▶ Data entries

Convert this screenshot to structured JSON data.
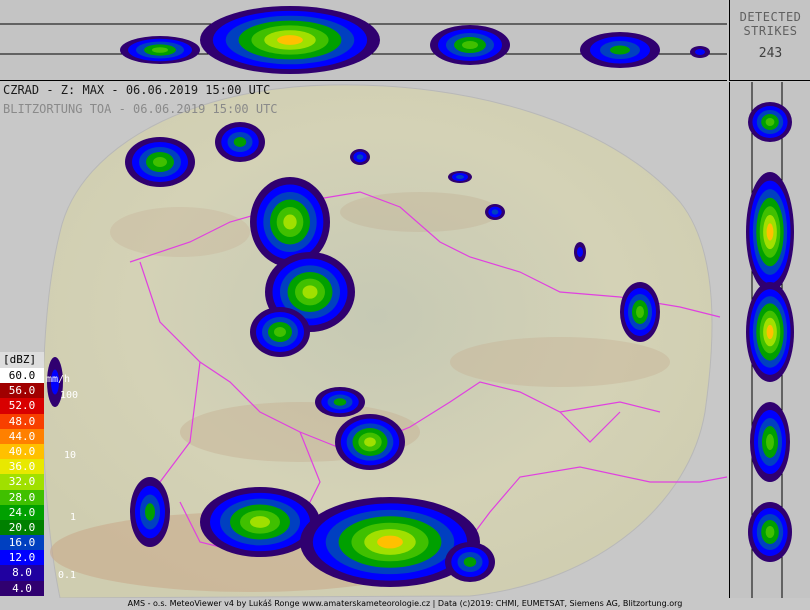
{
  "titles": {
    "radar": "CZRAD - Z: MAX - 06.06.2019 15:00 UTC",
    "lightning": "BLITZORTUNG TOA - 06.06.2019 15:00 UTC"
  },
  "strikes": {
    "label_line1": "DETECTED",
    "label_line2": "STRIKES",
    "count": "243"
  },
  "legend": {
    "unit": "[dBZ]",
    "levels": [
      "60.0",
      "56.0",
      "52.0",
      "48.0",
      "44.0",
      "40.0",
      "36.0",
      "32.0",
      "28.0",
      "24.0",
      "20.0",
      "16.0",
      "12.0",
      "8.0",
      "4.0"
    ],
    "colors": [
      "#ffffff",
      "#a00000",
      "#d80000",
      "#f84000",
      "#ff8000",
      "#ffc000",
      "#e8e800",
      "#a0e000",
      "#40c000",
      "#00a000",
      "#008000",
      "#0040c0",
      "#0000ff",
      "#2000a0",
      "#300070"
    ],
    "rain_unit": "mm/h",
    "rain_marks": [
      "100",
      "10",
      "1",
      "0.1"
    ]
  },
  "footer": "AMS - o.s. MeteoViewer v4 by Lukáš Ronge www.amaterskameteorologie.cz | Data (c)2019: CHMI, EUMETSAT, Siemens AG, Blitzortung.org"
}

▶ Goal
Repeat each line of the records above exactly, but do not copy the pictures.

▶ Final result
Convert this screenshot to structured JSON data.
{
  "titles": {
    "radar": "CZRAD - Z: MAX - 06.06.2019 15:00 UTC",
    "lightning": "BLITZORTUNG TOA - 06.06.2019 15:00 UTC"
  },
  "strikes": {
    "label_line1": "DETECTED",
    "label_line2": "STRIKES",
    "count": "243"
  },
  "legend": {
    "unit": "[dBZ]",
    "levels": [
      "60.0",
      "56.0",
      "52.0",
      "48.0",
      "44.0",
      "40.0",
      "36.0",
      "32.0",
      "28.0",
      "24.0",
      "20.0",
      "16.0",
      "12.0",
      "8.0",
      "4.0"
    ],
    "colors": [
      "#ffffff",
      "#a00000",
      "#d80000",
      "#f84000",
      "#ff8000",
      "#ffc000",
      "#e8e800",
      "#a0e000",
      "#40c000",
      "#00a000",
      "#008000",
      "#0040c0",
      "#0000ff",
      "#2000a0",
      "#300070"
    ],
    "rain_unit": "mm/h",
    "rain_marks": [
      "100",
      "10",
      "1",
      "0.1"
    ]
  },
  "footer": "AMS - o.s. MeteoViewer v4 by Lukáš Ronge www.amaterskameteorologie.cz | Data (c)2019: CHMI, EUMETSAT, Siemens AG, Blitzortung.org"
}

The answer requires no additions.